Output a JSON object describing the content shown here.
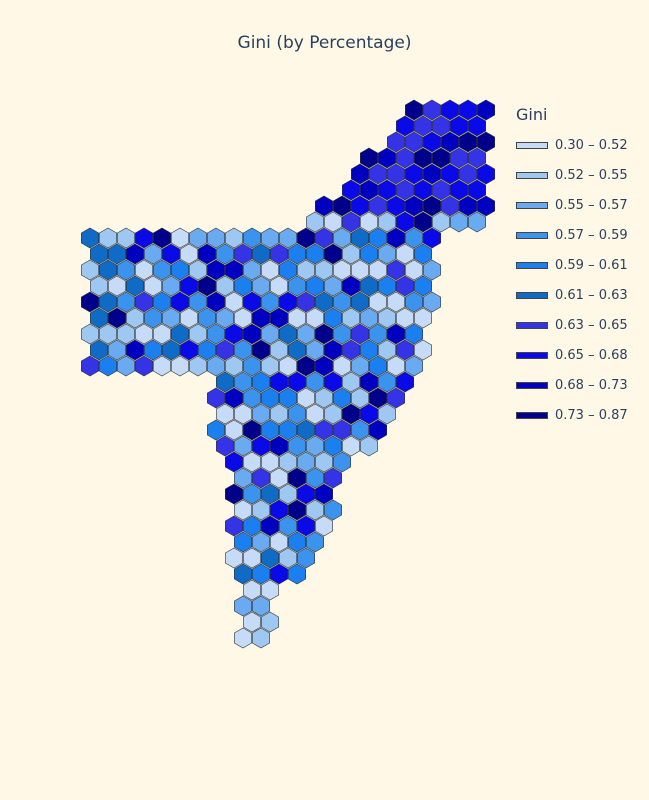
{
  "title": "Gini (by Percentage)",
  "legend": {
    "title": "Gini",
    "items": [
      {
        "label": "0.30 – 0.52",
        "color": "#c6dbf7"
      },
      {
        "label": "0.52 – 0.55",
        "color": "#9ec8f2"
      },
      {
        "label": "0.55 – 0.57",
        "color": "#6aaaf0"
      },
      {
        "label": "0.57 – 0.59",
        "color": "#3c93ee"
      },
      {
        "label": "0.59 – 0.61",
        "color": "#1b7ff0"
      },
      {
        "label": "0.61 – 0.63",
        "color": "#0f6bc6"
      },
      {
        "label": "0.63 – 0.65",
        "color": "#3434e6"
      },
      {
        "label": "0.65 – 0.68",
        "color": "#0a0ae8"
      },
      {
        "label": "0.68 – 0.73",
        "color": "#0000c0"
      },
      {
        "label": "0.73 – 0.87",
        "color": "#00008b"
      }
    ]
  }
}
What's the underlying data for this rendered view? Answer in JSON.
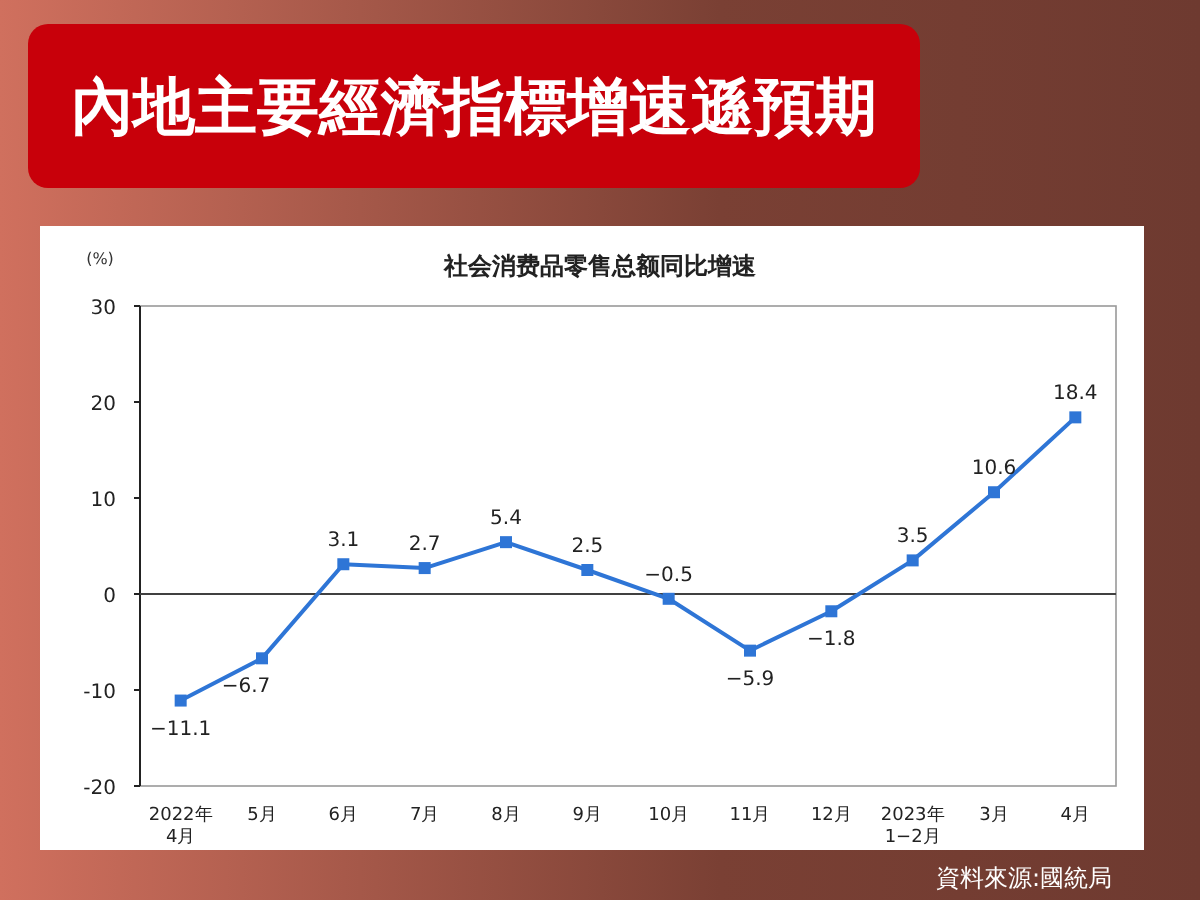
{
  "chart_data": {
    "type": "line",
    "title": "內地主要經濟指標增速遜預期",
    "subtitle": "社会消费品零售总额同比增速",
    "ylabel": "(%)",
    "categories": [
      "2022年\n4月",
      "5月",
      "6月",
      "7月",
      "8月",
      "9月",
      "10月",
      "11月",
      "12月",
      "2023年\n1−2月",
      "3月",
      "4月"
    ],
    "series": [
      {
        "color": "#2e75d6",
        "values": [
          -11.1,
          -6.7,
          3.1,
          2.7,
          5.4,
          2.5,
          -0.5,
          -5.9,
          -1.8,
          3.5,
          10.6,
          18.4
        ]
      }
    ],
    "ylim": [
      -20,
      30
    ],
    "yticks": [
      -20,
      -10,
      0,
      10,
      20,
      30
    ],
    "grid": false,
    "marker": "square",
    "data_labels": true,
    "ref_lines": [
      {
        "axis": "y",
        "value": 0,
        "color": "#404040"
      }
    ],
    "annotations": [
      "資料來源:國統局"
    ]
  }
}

□ □ □ □

__DIRECTIVE__
Search the data for the word "JSON" and copy each line where it appears.

__RESULT OF THE EXERCISE__
Output a JSON object describing the content shown here.
What's the underlying data for this rendered view? Answer in JSON.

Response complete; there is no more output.